[Data extract]

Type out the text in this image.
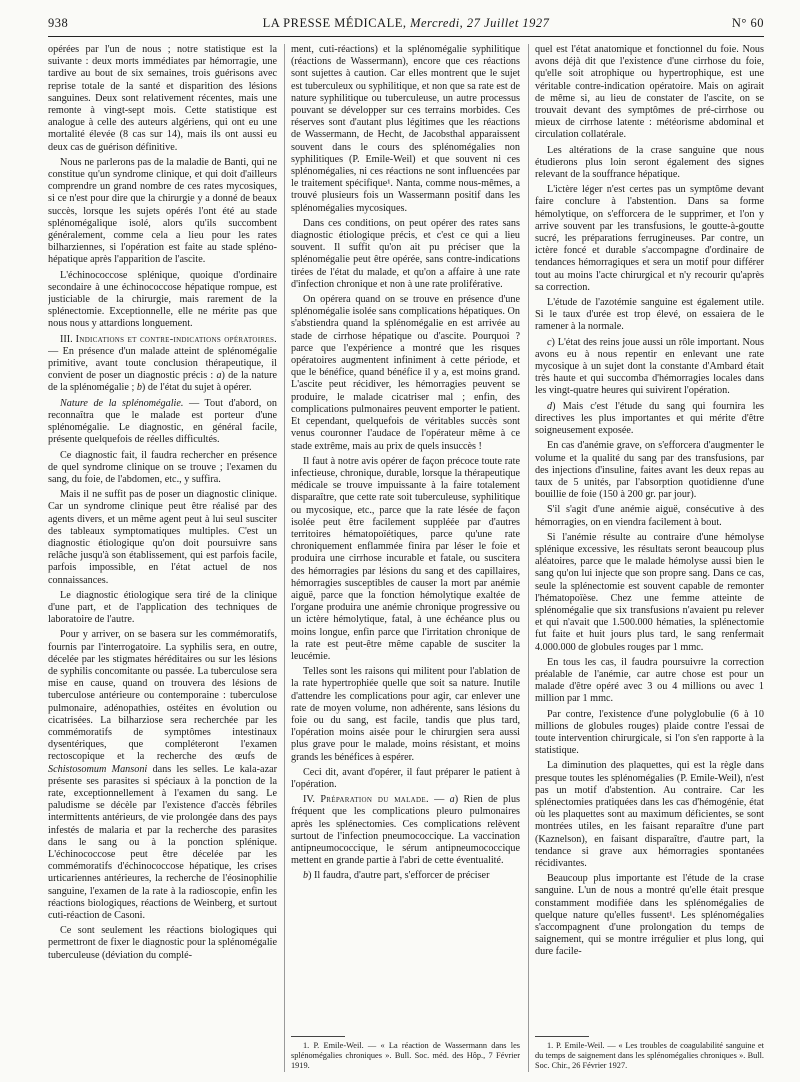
938	LA PRESSE MÉDICALE, Mercredi, 27 Juillet 1927	N° 60

opérées par l'un de nous ; notre statistique est la suivante : deux morts immédiates par hémorragie, une tardive au bout de six semaines, trois guérisons avec reprise totale de la santé et disparition des lésions sanguines. Deux sont relativement récentes, mais une remonte à vingt-sept mois. Cette statistique est analogue à celle des auteurs algériens, qui ont eu une mortalité élevée (8 cas sur 14), mais ils ont aussi eu deux cas de guérison définitive.

Nous ne parlerons pas de la maladie de Banti, qui ne constitue qu'un syndrome clinique, et qui doit d'ailleurs comprendre un grand nombre de ces rates mycosiques, si ce n'est pour dire que la chirurgie y a donné de beaux succès, lorsque les sujets opérés l'ont été au stade splénomégalique isolé, alors qu'ils succombent généralement, comme cela a lieu pour les rates bilharziennes, si l'opération est faite au stade spléno-hépatique après l'apparition de l'ascite.

L'échinococcose splénique, quoique d'ordinaire secondaire à une échinococcose hépatique rompue, est justiciable de la chirurgie, mais rarement de la splénectomie. Exceptionnelle, elle ne mérite pas que nous nous y attardions longuement.

III. Indications et contre-indications opératoires. — En présence d'un malade atteint de splénomégalie primitive, avant toute conclusion thérapeutique, il convient de poser un diagnostic précis : a) de la nature de la splénomégalie ; b) de l'état du sujet à opérer.

Nature de la splénomégalie. — Tout d'abord, on reconnaîtra que le malade est porteur d'une splénomégalie. Le diagnostic, en général facile, présente quelquefois de réelles difficultés.

Ce diagnostic fait, il faudra rechercher en présence de quel syndrome clinique on se trouve ; l'examen du sang, du foie, de l'abdomen, etc., y suffira.

Mais il ne suffit pas de poser un diagnostic clinique. Car un syndrome clinique peut être réalisé par des agents divers, et un même agent peut à lui seul susciter des tableaux symptomatiques multiples. C'est un diagnostic étiologique qu'on doit poursuivre sans relâche jusqu'à son établissement, qui est parfois facile, parfois impossible, en l'état actuel de nos connaissances.

Le diagnostic étiologique sera tiré de la clinique d'une part, et de l'application des techniques de laboratoire de l'autre.

Pour y arriver, on se basera sur les commémoratifs, fournis par l'interrogatoire. La syphilis sera, en outre, décelée par les stigmates héréditaires ou sur les lésions de syphilis concomitante ou passée. La tuberculose sera mise en cause, quand on trouvera des lésions de tuberculose antérieure ou contemporaine : tuberculose pulmonaire, adénopathies, ostéites en évolution ou cicatrisées. La bilharziose sera recherchée par les commémoratifs de symptômes intestinaux dysentériques, que compléteront l'examen rectoscopique et la recherche des œufs de Schistosomum Mansoni dans les selles. Le kala-azar présente ses parasites si spéciaux à la ponction de la rate, exceptionnellement à l'examen du sang. Le paludisme se décèle par l'existence d'accès fébriles intermittents antérieurs, de vie prolongée dans des pays infestés de malaria et par la recherche des parasites dans le sang ou à la ponction splénique. L'échinococcose peut être décelée par les commémoratifs d'échinococcose hépatique, les crises urticariennes antérieures, la recherche de l'éosinophilie sanguine, l'examen de la rate à la radioscopie, enfin les réactions biologiques, réactions de Weinberg, et surtout cuti-réaction de Casoni.

Ce sont seulement les réactions biologiques qui permettront de fixer le diagnostic pour la splénomégalie tuberculeuse (déviation du complé-

ment, cuti-réactions) et la splénomégalie syphilitique (réactions de Wassermann), encore que ces réactions sont sujettes à caution. Car elles montrent que le sujet est tuberculeux ou syphilitique, et non que sa rate est de nature syphilitique ou tuberculeuse, un autre processus pouvant se développer sur ces terrains morbides. Ces réserves sont d'autant plus légitimes que les réactions de Wassermann, de Hecht, de Jacobsthal apparaissent souvent dans le cours des splénomégalies non syphilitiques (P. Emile-Weil) et que souvent ni ces splénomégalies, ni ces réactions ne sont influencées par le traitement spécifique¹. Nanta, comme nous-mêmes, a trouvé plusieurs fois un Wassermann positif dans les splénomégalies mycosiques.

Dans ces conditions, on peut opérer des rates sans diagnostic étiologique précis, et c'est ce qui a lieu souvent. Il suffit qu'on ait pu préciser que la splénomégalie peut être opérée, sans contre-indications tirées de l'état du malade, et qu'on a affaire à une rate d'infection chronique et non à une rate proliférative.

On opérera quand on se trouve en présence d'une splénomégalie isolée sans complications hépatiques. On s'abstiendra quand la splénomégalie en est arrivée au stade de cirrhose hépatique ou d'ascite. Pourquoi ? parce que l'expérience a montré que les risques opératoires augmentent infiniment à cette période, et que le bénéfice, quand bénéfice il y a, est moins grand. L'ascite peut récidiver, les hémorragies peuvent se produire, le malade cicatriser mal ; enfin, des complications pulmonaires peuvent emporter le patient. Et cependant, quelquefois de véritables succès sont venus couronner l'audace de l'opérateur même à ce stade extrême, mais au prix de quels insuccès !

Il faut à notre avis opérer de façon précoce toute rate infectieuse, chronique, durable, lorsque la thérapeutique médicale se trouve impuissante à la faire totalement disparaître, que cette rate soit tuberculeuse, syphilitique ou mycosique, etc., parce que la rate lésée de façon isolée peut être facilement suppléée par d'autres territoires hématopoïétiques, parce qu'une rate chroniquement enflammée finira par léser le foie et produira une cirrhose incurable et fatale, ou suscitera des hémorragies par lésions du sang et des capillaires, hémorragies susceptibles de causer la mort par anémie aiguë, parce que la fonction hémolytique exaltée de l'organe produira une anémie chronique progressive ou un ictère hémolytique, fatal, à une échéance plus ou moins longue, enfin parce que l'irritation chronique de la rate est peut-être même capable de susciter la leucémie.

Telles sont les raisons qui militent pour l'ablation de la rate hypertrophiée quelle que soit sa nature. Inutile d'attendre les complications pour agir, car enlever une rate de moyen volume, non adhérente, sans lésions du foie ou du sang, est facile, tandis que plus tard, l'opération moins aisée pour le chirurgien sera aussi plus grave pour le malade, moins résistant, et moins grands les bénéfices à espérer.

Ceci dit, avant d'opérer, il faut préparer le patient à l'opération.

IV. Préparation du malade. — a) Rien de plus fréquent que les complications pleuro pulmonaires après les splénectomies. Ces complications relèvent surtout de l'infection pneumococcique. La vaccination antipneumococcique, le sérum antipneumococcique mettent en grande partie à l'abri de cette éventualité.

b) Il faudra, d'autre part, s'efforcer de préciser

1. P. Emile-Weil. — « La réaction de Wassermann dans les splénomégalies chroniques ». Bull. Soc. méd. des Hôp., 7 Février 1919.

quel est l'état anatomique et fonctionnel du foie. Nous avons déjà dit que l'existence d'une cirrhose du foie, qu'elle soit atrophique ou hypertrophique, est une véritable contre-indication opératoire. Mais on agirait de même si, au lieu de constater de l'ascite, on se trouvait devant des symptômes de pré-cirrhose ou mieux de cirrhose latente : météorisme abdominal et circulation collatérale.

Les altérations de la crase sanguine que nous étudierons plus loin seront également des signes relevant de la souffrance hépatique.

L'ictère léger n'est certes pas un symptôme devant faire conclure à l'abstention. Dans sa forme hémolytique, on s'efforcera de le supprimer, et l'on y arrive souvent par les transfusions, le goutte-à-goutte sucré, les préparations ferrugineuses. Par contre, un ictère foncé et durable s'accompagne d'ordinaire de tendances hémorragiques et sera un motif pour différer tout au moins l'acte chirurgical et n'y recourir qu'après sa correction.

L'étude de l'azotémie sanguine est également utile. Si le taux d'urée est trop élevé, on essaiera de le ramener à la normale.

c) L'état des reins joue aussi un rôle important. Nous avons eu à nous repentir en enlevant une rate mycosique à un sujet dont la constante d'Ambard était très haute et qui succomba d'hémorragies locales dans les vingt-quatre heures qui suivirent l'opération.

d) Mais c'est l'étude du sang qui fournira les directives les plus importantes et qui mérite d'être soigneusement exposée.

En cas d'anémie grave, on s'efforcera d'augmenter le volume et la qualité du sang par des transfusions, par des injections d'insuline, faites avant les deux repas au taux de 5 unités, par l'absorption quotidienne d'une bouillie de foie (150 à 200 gr. par jour).

S'il s'agit d'une anémie aiguë, consécutive à des hémorragies, on en viendra facilement à bout.

Si l'anémie résulte au contraire d'une hémolyse splénique excessive, les résultats seront beaucoup plus aléatoires, parce que le malade hémolyse aussi bien le sang qu'on lui injecte que son propre sang. Dans ce cas, seule la splénectomie est souvent capable de remonter l'hématopoïèse. Chez une femme atteinte de splénomégalie que six transfusions n'avaient pu relever et qui n'avait que 1.500.000 hématies, la splénectomie fut faite et huit jours plus tard, le sang renfermait 4.000.000 de globules rouges par 1 mmc.

En tous les cas, il faudra poursuivre la correction préalable de l'anémie, car autre chose est pour un malade d'être opéré avec 3 ou 4 millions ou avec 1 million par 1 mmc.

Par contre, l'existence d'une polyglobulie (6 à 10 millions de globules rouges) plaide contre l'essai de toute intervention chirurgicale, si l'on s'en rapporte à la statistique.

La diminution des plaquettes, qui est la règle dans presque toutes les splénomégalies (P. Emile-Weil), n'est pas un motif d'abstention. Au contraire. Car les splénectomies pratiquées dans les cas d'hémogénie, état où les plaquettes sont au maximum déficientes, se sont montrées utiles, en les faisant reparaître d'une part (Kaznelson), en faisant disparaître, d'autre part, la tendance si grave aux hémorragies spontanées récidivantes.

Beaucoup plus importante est l'étude de la crase sanguine. L'un de nous a montré qu'elle était presque constamment modifiée dans les splénomégalies de quelque nature qu'elles fussent¹. Les splénomégalies s'accompagnent d'une prolongation du temps de saignement, qui se montre irrégulier et plus long, qui dure facile-

1. P. Emile-Weil. — « Les troubles de coagulabilité sanguine et du temps de saignement dans les splénomégalies chroniques ». Bull. Soc. Chir., 26 Février 1927.
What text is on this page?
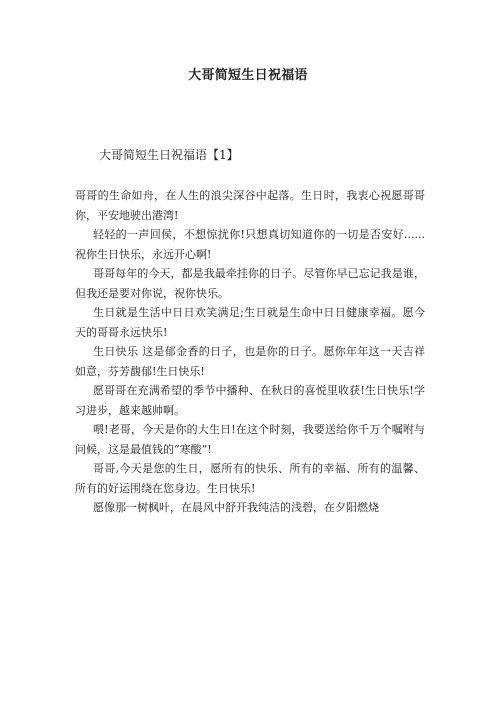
大哥简短生日祝福语
大哥简短生日祝福语【1】

哥哥的生命如舟，在人生的浪尖深谷中起落。生日时，我衷心祝愿哥哥你，平安地驶出港湾!

轻轻的一声回侯，不想惊扰你!只想真切知道你的一切是否安好......祝你生日快乐，永远开心啊!

哥哥每年的今天，都是我最牵挂你的日子。尽管你早已忘记我是谁，但我还是要对你说，祝你快乐。

生日就是生活中日日欢笑满足;生日就是生命中日日健康幸福。愿今天的哥哥永远快乐!

生日快乐 这是郁金香的日子，也是你的日子。愿你年年这一天吉祥如意，芬芳馥郁!生日快乐!

愿哥哥在充满希望的季节中播种、在秋日的喜悦里收获!生日快乐!学习进步，越来越帅啊。

喂!老哥，今天是你的大生日!在这个时刻，我要送给你千万个嘱咐与问候，这是最值钱的“寒酸”!

哥哥,今天是您的生日，愿所有的快乐、所有的幸福、所有的温馨、所有的好运围绕在您身边。生日快乐!

愿像那一树枫叶，在晨风中舒开我纯洁的浅碧，在夕阳燃烧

[Instruction]
Return, unchanged, the lines from the one containing "What text is on this page?" down to the end of the entries above, inclusive. Images are left out.

[Written answer]
What text is on this page?
大哥简短生日祝福语
大哥简短生日祝福语【1】

哥哥的生命如舟，在人生的浪尖深谷中起落。生日时，我衷心祝愿哥哥你，平安地驶出港湾!

轻轻的一声回侯，不想惊扰你!只想真切知道你的一切是否安好......祝你生日快乐，永远开心啊!

哥哥每年的今天，都是我最牵挂你的日子。尽管你早已忘记我是谁，但我还是要对你说，祝你快乐。

生日就是生活中日日欢笑满足;生日就是生命中日日健康幸福。愿今天的哥哥永远快乐!

生日快乐 这是郁金香的日子，也是你的日子。愿你年年这一天吉祥如意，芬芳馥郁!生日快乐!

愿哥哥在充满希望的季节中播种、在秋日的喜悦里收获!生日快乐!学习进步，越来越帅啊。

喂!老哥，今天是你的大生日!在这个时刻，我要送给你千万个嘱咐与问候，这是最值钱的“寒酸”!

哥哥,今天是您的生日，愿所有的快乐、所有的幸福、所有的温馨、所有的好运围绕在您身边。生日快乐!

愿像那一树枫叶，在晨风中舒开我纯洁的浅碧，在夕阳燃烧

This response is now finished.